Copy each line below without leaving any out.

** START OF MATERIAL SUPPLIED **

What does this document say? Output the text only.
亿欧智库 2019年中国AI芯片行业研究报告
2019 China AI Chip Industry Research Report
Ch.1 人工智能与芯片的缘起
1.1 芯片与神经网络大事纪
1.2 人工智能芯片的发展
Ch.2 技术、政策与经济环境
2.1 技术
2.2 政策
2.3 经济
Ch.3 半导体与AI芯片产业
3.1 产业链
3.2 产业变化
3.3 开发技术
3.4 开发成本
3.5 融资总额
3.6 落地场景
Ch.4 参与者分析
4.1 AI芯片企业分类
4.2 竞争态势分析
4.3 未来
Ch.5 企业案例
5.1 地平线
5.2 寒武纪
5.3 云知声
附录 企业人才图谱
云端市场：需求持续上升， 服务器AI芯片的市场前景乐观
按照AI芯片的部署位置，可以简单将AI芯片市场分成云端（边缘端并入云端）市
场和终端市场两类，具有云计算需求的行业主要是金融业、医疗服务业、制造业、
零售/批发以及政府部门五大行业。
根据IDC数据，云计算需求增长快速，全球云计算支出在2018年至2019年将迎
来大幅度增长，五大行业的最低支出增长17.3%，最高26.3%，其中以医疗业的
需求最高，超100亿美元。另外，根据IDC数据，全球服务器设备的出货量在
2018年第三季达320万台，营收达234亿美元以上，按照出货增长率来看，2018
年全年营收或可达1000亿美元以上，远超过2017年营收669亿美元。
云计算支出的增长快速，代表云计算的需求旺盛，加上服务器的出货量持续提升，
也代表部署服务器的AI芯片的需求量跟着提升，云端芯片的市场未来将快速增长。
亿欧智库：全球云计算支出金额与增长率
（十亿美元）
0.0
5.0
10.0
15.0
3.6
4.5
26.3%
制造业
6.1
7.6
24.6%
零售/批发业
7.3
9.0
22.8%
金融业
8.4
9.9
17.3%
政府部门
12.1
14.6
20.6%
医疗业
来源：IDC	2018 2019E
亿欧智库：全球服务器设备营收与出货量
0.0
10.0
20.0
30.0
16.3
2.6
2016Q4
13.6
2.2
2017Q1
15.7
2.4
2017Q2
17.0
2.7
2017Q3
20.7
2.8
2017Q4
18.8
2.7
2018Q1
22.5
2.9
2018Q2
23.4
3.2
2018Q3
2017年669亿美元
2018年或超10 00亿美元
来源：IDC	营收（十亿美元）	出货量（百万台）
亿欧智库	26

** END OF MATERIAL SUPPLIED **

WRITTEN RESPONSE »
What does this document say? Output the text only.
亿欧智库 2019年中国AI芯片行业研究报告
2019 China AI Chip Industry Research Report
Ch.1 人工智能与芯片的缘起
1.1 芯片与神经网络大事纪
1.2 人工智能芯片的发展
Ch.2 技术、政策与经济环境
2.1 技术
2.2 政策
2.3 经济
Ch.3 半导体与AI芯片产业
3.1 产业链
3.2 产业变化
3.3 开发技术
3.4 开发成本
3.5 融资总额
3.6 落地场景
Ch.4 参与者分析
4.1 AI芯片企业分类
4.2 竞争态势分析
4.3 未来
Ch.5 企业案例
5.1 地平线
5.2 寒武纪
5.3 云知声
附录 企业人才图谱
云端市场：需求持续上升， 服务器AI芯片的市场前景乐观
按照AI芯片的部署位置，可以简单将AI芯片市场分成云端（边缘端并入云端）市
场和终端市场两类，具有云计算需求的行业主要是金融业、医疗服务业、制造业、
零售/批发以及政府部门五大行业。
根据IDC数据，云计算需求增长快速，全球云计算支出在2018年至2019年将迎
来大幅度增长，五大行业的最低支出增长17.3%，最高26.3%，其中以医疗业的
需求最高，超100亿美元。另外，根据IDC数据，全球服务器设备的出货量在
2018年第三季达320万台，营收达234亿美元以上，按照出货增长率来看，2018
年全年营收或可达1000亿美元以上，远超过2017年营收669亿美元。
云计算支出的增长快速，代表云计算的需求旺盛，加上服务器的出货量持续提升，
也代表部署服务器的AI芯片的需求量跟着提升，云端芯片的市场未来将快速增长。
亿欧智库：全球云计算支出金额与增长率
（十亿美元）
0.0
5.0
10.0
15.0
3.6
4.5
26.3%
制造业
6.1
7.6
24.6%
零售/批发业
7.3
9.0
22.8%
金融业
8.4
9.9
17.3%
政府部门
12.1
14.6
20.6%
医疗业
来源：IDC	2018 2019E
亿欧智库：全球服务器设备营收与出货量
0.0
10.0
20.0
30.0
16.3
2.6
2016Q4
13.6
2.2
2017Q1
15.7
2.4
2017Q2
17.0
2.7
2017Q3
20.7
2.8
2017Q4
18.8
2.7
2018Q1
22.5
2.9
2018Q2
23.4
3.2
2018Q3
2017年669亿美元
2018年或超10 00亿美元
来源：IDC	营收（十亿美元）	出货量（百万台）
亿欧智库	26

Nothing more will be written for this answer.